#### Your objective
Make an exact copy of all the entries below, with the pictures left out.

Dataset records:
** START **
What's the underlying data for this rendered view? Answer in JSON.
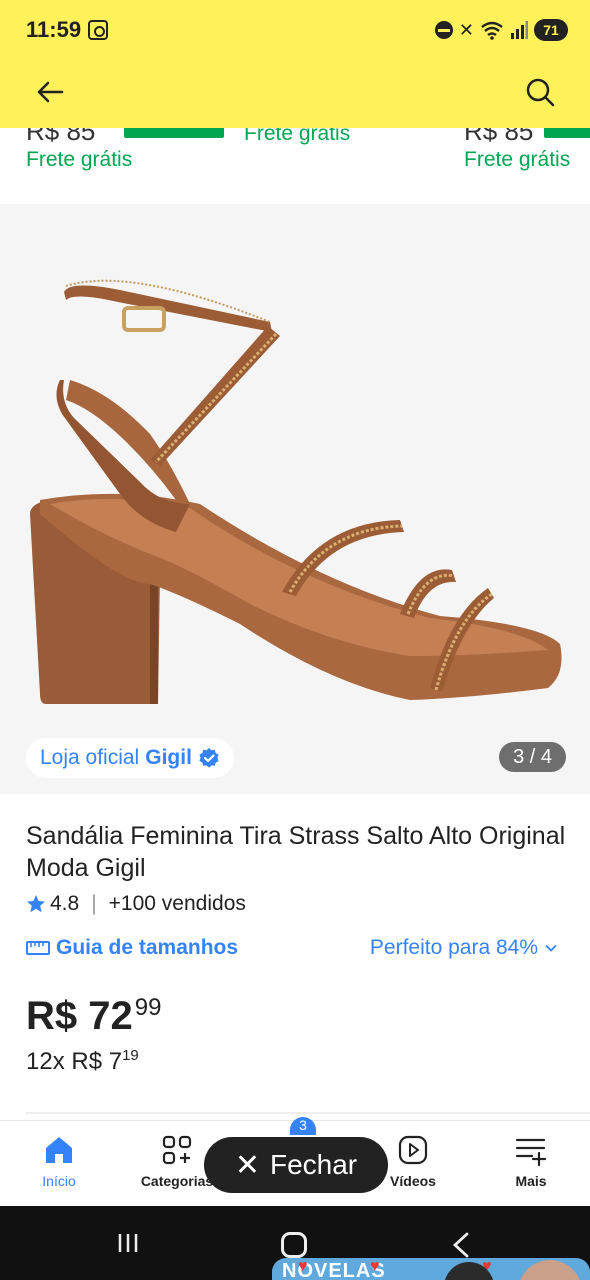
{
  "status_bar": {
    "time": "11:59",
    "battery": "71"
  },
  "carousel_strip": {
    "left_frete": "Frete grátis",
    "middle_frete": "Frete grátis",
    "right_frete": "Frete grátis",
    "left_price_cut": "R$ 85",
    "right_price_cut": "R$ 85"
  },
  "gallery": {
    "image_alt": "sandália marrom salto bloco com tiras de strass",
    "store_prefix": "Loja oficial",
    "store_name": "Gigil",
    "counter": "3 / 4"
  },
  "product": {
    "title": "Sandália Feminina Tira Strass Salto Alto Original Moda Gigil",
    "rating": "4.8",
    "sold": "+100 vendidos",
    "size_guide": "Guia de tamanhos",
    "fit": "Perfeito para 84%",
    "price_main": "R$ 72",
    "price_cents": "99",
    "installments_prefix": "12x",
    "installments_main": "R$ 7",
    "installments_cents": "19"
  },
  "bottom_nav": {
    "items": [
      {
        "label": "Início",
        "icon": "home-icon"
      },
      {
        "label": "Categorias",
        "icon": "categories-icon"
      },
      {
        "label": "Vídeos",
        "icon": "video-icon"
      },
      {
        "label": "Mais",
        "icon": "more-icon"
      }
    ],
    "badge": "3",
    "close_label": "Fechar"
  },
  "pip_banner": {
    "text": "NOVELAS"
  },
  "colors": {
    "header_yellow": "#fff159",
    "accent_blue": "#3483fa",
    "free_shipping_green": "#00a650"
  }
}
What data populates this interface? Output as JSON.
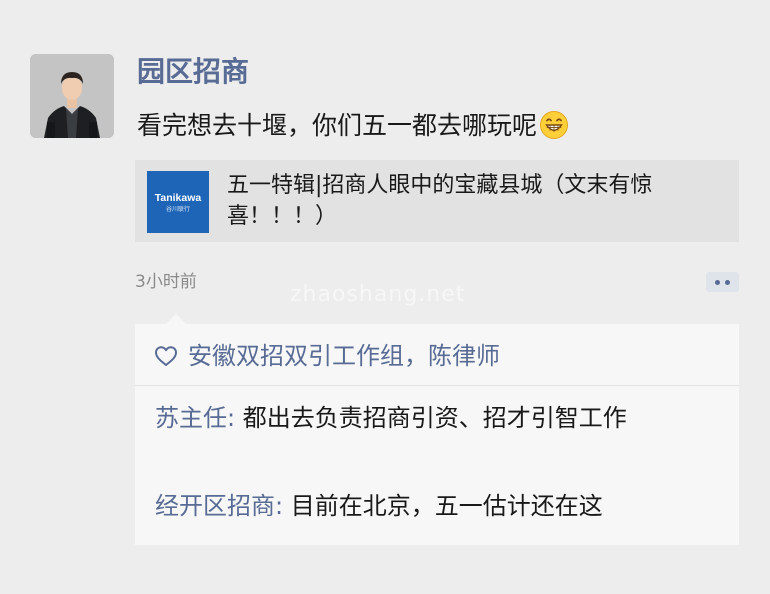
{
  "post": {
    "author": "园区招商",
    "text": "看完想去十堰，你们五一都去哪玩呢",
    "emoji": "grinning-face-emoji",
    "time": "3小时前",
    "watermark": "zhaoshang.net",
    "share": {
      "brand": "Tanikawa",
      "brand_sub": "谷川联行",
      "title": "五一特辑|招商人眼中的宝藏县城（文末有惊喜！！！）"
    }
  },
  "likes": {
    "icon": "heart-outline-icon",
    "names": "安徽双招双引工作组，陈律师"
  },
  "comments": [
    {
      "author": "苏主任",
      "separator": ": ",
      "text": "都出去负责招商引资、招才引智工作"
    },
    {
      "author": "经开区招商",
      "separator": ": ",
      "text": "目前在北京，五一估计还在这"
    }
  ],
  "colors": {
    "link": "#576b95",
    "background": "#ededed",
    "panel": "#f7f7f7",
    "card": "#e2e2e2",
    "thumb": "#1e65b8"
  }
}
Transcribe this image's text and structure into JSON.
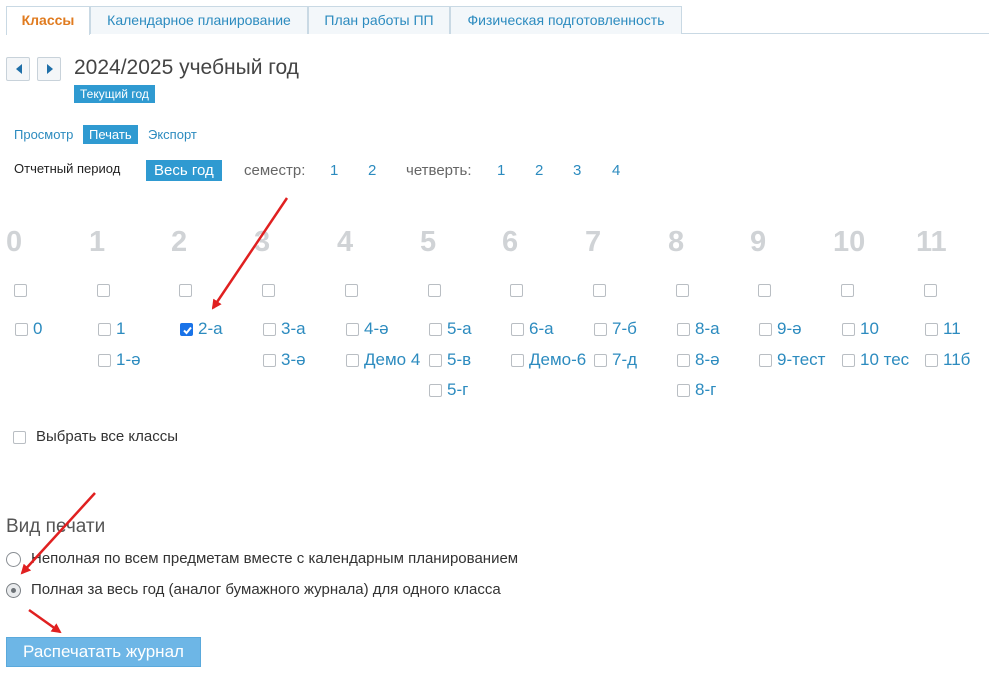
{
  "tabs": [
    "Классы",
    "Календарное планирование",
    "План работы ПП",
    "Физическая подготовленность"
  ],
  "year": {
    "title": "2024/2025 учебный год",
    "badge": "Текущий год"
  },
  "modes": [
    "Просмотр",
    "Печать",
    "Экспорт"
  ],
  "period": {
    "label": "Отчетный период",
    "all_year": "Весь год",
    "semester_label": "семестр:",
    "semesters": [
      "1",
      "2"
    ],
    "quarter_label": "четверть:",
    "quarters": [
      "1",
      "2",
      "3",
      "4"
    ]
  },
  "grades": [
    {
      "num": "0",
      "classes": [
        {
          "name": "0",
          "checked": false
        }
      ]
    },
    {
      "num": "1",
      "classes": [
        {
          "name": "1",
          "checked": false
        },
        {
          "name": "1-ә",
          "checked": false
        }
      ]
    },
    {
      "num": "2",
      "classes": [
        {
          "name": "2-а",
          "checked": true
        }
      ]
    },
    {
      "num": "3",
      "classes": [
        {
          "name": "3-а",
          "checked": false
        },
        {
          "name": "3-ә",
          "checked": false
        }
      ]
    },
    {
      "num": "4",
      "classes": [
        {
          "name": "4-ә",
          "checked": false
        },
        {
          "name": "Демо 4",
          "checked": false
        }
      ]
    },
    {
      "num": "5",
      "classes": [
        {
          "name": "5-а",
          "checked": false
        },
        {
          "name": "5-в",
          "checked": false
        },
        {
          "name": "5-г",
          "checked": false
        }
      ]
    },
    {
      "num": "6",
      "classes": [
        {
          "name": "6-а",
          "checked": false
        },
        {
          "name": "Демо-6",
          "checked": false
        }
      ]
    },
    {
      "num": "7",
      "classes": [
        {
          "name": "7-б",
          "checked": false
        },
        {
          "name": "7-д",
          "checked": false
        }
      ]
    },
    {
      "num": "8",
      "classes": [
        {
          "name": "8-а",
          "checked": false
        },
        {
          "name": "8-ә",
          "checked": false
        },
        {
          "name": "8-г",
          "checked": false
        }
      ]
    },
    {
      "num": "9",
      "classes": [
        {
          "name": "9-ә",
          "checked": false
        },
        {
          "name": "9-тест",
          "checked": false
        }
      ]
    },
    {
      "num": "10",
      "classes": [
        {
          "name": "10",
          "checked": false
        },
        {
          "name": "10 тес",
          "checked": false
        }
      ]
    },
    {
      "num": "11",
      "classes": [
        {
          "name": "11",
          "checked": false
        },
        {
          "name": "11б",
          "checked": false
        }
      ]
    }
  ],
  "select_all": {
    "label": "Выбрать все классы",
    "checked": false
  },
  "print_type": {
    "title": "Вид печати",
    "options": [
      {
        "label": "Неполная по всем предметам вместе с календарным планированием",
        "selected": false
      },
      {
        "label": "Полная за весь год (аналог бумажного журнала) для одного класса",
        "selected": true
      }
    ]
  },
  "print_button": "Распечатать журнал",
  "colors": {
    "accent": "#2f9ad1",
    "link": "#2c8bbf",
    "active_tab": "#e07b1f",
    "annotation_arrow": "#e02020"
  }
}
** END **
#### Solution for this exercise
What's the underlying data for this rendered view? Answer in JSON.
{
  "status_bar": {
    "time": "11:59",
    "battery": "71"
  },
  "carousel_strip": {
    "left_frete": "Frete grátis",
    "middle_frete": "Frete grátis",
    "right_frete": "Frete grátis",
    "left_price_cut": "R$ 85",
    "right_price_cut": "R$ 85"
  },
  "gallery": {
    "image_alt": "sandália marrom salto bloco com tiras de strass",
    "store_prefix": "Loja oficial",
    "store_name": "Gigil",
    "counter": "3 / 4"
  },
  "product": {
    "title": "Sandália Feminina Tira Strass Salto Alto Original Moda Gigil",
    "rating": "4.8",
    "sold": "+100 vendidos",
    "size_guide": "Guia de tamanhos",
    "fit": "Perfeito para 84%",
    "price_main": "R$ 72",
    "price_cents": "99",
    "installments_prefix": "12x",
    "installments_main": "R$ 7",
    "installments_cents": "19"
  },
  "bottom_nav": {
    "items": [
      {
        "label": "Início",
        "icon": "home-icon"
      },
      {
        "label": "Categorias",
        "icon": "categories-icon"
      },
      {
        "label": "Vídeos",
        "icon": "video-icon"
      },
      {
        "label": "Mais",
        "icon": "more-icon"
      }
    ],
    "badge": "3",
    "close_label": "Fechar"
  },
  "pip_banner": {
    "text": "NOVELAS"
  },
  "colors": {
    "header_yellow": "#fff159",
    "accent_blue": "#3483fa",
    "free_shipping_green": "#00a650"
  }
}
What data populates this interface? Output as JSON.
{
  "post": {
    "author": "园区招商",
    "text": "看完想去十堰，你们五一都去哪玩呢",
    "emoji": "grinning-face-emoji",
    "time": "3小时前",
    "watermark": "zhaoshang.net",
    "share": {
      "brand": "Tanikawa",
      "brand_sub": "谷川联行",
      "title": "五一特辑|招商人眼中的宝藏县城（文末有惊喜！！！）"
    }
  },
  "likes": {
    "icon": "heart-outline-icon",
    "names": "安徽双招双引工作组，陈律师"
  },
  "comments": [
    {
      "author": "苏主任",
      "separator": ": ",
      "text": "都出去负责招商引资、招才引智工作"
    },
    {
      "author": "经开区招商",
      "separator": ": ",
      "text": "目前在北京，五一估计还在这"
    }
  ],
  "colors": {
    "link": "#576b95",
    "background": "#ededed",
    "panel": "#f7f7f7",
    "card": "#e2e2e2",
    "thumb": "#1e65b8"
  }
}
Transcribe this image's text and structure into JSON.
{
  "tabs": [
    "Классы",
    "Календарное планирование",
    "План работы ПП",
    "Физическая подготовленность"
  ],
  "year": {
    "title": "2024/2025 учебный год",
    "badge": "Текущий год"
  },
  "modes": [
    "Просмотр",
    "Печать",
    "Экспорт"
  ],
  "period": {
    "label": "Отчетный период",
    "all_year": "Весь год",
    "semester_label": "семестр:",
    "semesters": [
      "1",
      "2"
    ],
    "quarter_label": "четверть:",
    "quarters": [
      "1",
      "2",
      "3",
      "4"
    ]
  },
  "grades": [
    {
      "num": "0",
      "classes": [
        {
          "name": "0",
          "checked": false
        }
      ]
    },
    {
      "num": "1",
      "classes": [
        {
          "name": "1",
          "checked": false
        },
        {
          "name": "1-ә",
          "checked": false
        }
      ]
    },
    {
      "num": "2",
      "classes": [
        {
          "name": "2-а",
          "checked": true
        }
      ]
    },
    {
      "num": "3",
      "classes": [
        {
          "name": "3-а",
          "checked": false
        },
        {
          "name": "3-ә",
          "checked": false
        }
      ]
    },
    {
      "num": "4",
      "classes": [
        {
          "name": "4-ә",
          "checked": false
        },
        {
          "name": "Демо 4",
          "checked": false
        }
      ]
    },
    {
      "num": "5",
      "classes": [
        {
          "name": "5-а",
          "checked": false
        },
        {
          "name": "5-в",
          "checked": false
        },
        {
          "name": "5-г",
          "checked": false
        }
      ]
    },
    {
      "num": "6",
      "classes": [
        {
          "name": "6-а",
          "checked": false
        },
        {
          "name": "Демо-6",
          "checked": false
        }
      ]
    },
    {
      "num": "7",
      "classes": [
        {
          "name": "7-б",
          "checked": false
        },
        {
          "name": "7-д",
          "checked": false
        }
      ]
    },
    {
      "num": "8",
      "classes": [
        {
          "name": "8-а",
          "checked": false
        },
        {
          "name": "8-ә",
          "checked": false
        },
        {
          "name": "8-г",
          "checked": false
        }
      ]
    },
    {
      "num": "9",
      "classes": [
        {
          "name": "9-ә",
          "checked": false
        },
        {
          "name": "9-тест",
          "checked": false
        }
      ]
    },
    {
      "num": "10",
      "classes": [
        {
          "name": "10",
          "checked": false
        },
        {
          "name": "10 тес",
          "checked": false
        }
      ]
    },
    {
      "num": "11",
      "classes": [
        {
          "name": "11",
          "checked": false
        },
        {
          "name": "11б",
          "checked": false
        }
      ]
    }
  ],
  "select_all": {
    "label": "Выбрать все классы",
    "checked": false
  },
  "print_type": {
    "title": "Вид печати",
    "options": [
      {
        "label": "Неполная по всем предметам вместе с календарным планированием",
        "selected": false
      },
      {
        "label": "Полная за весь год (аналог бумажного журнала) для одного класса",
        "selected": true
      }
    ]
  },
  "print_button": "Распечатать журнал",
  "colors": {
    "accent": "#2f9ad1",
    "link": "#2c8bbf",
    "active_tab": "#e07b1f",
    "annotation_arrow": "#e02020"
  }
}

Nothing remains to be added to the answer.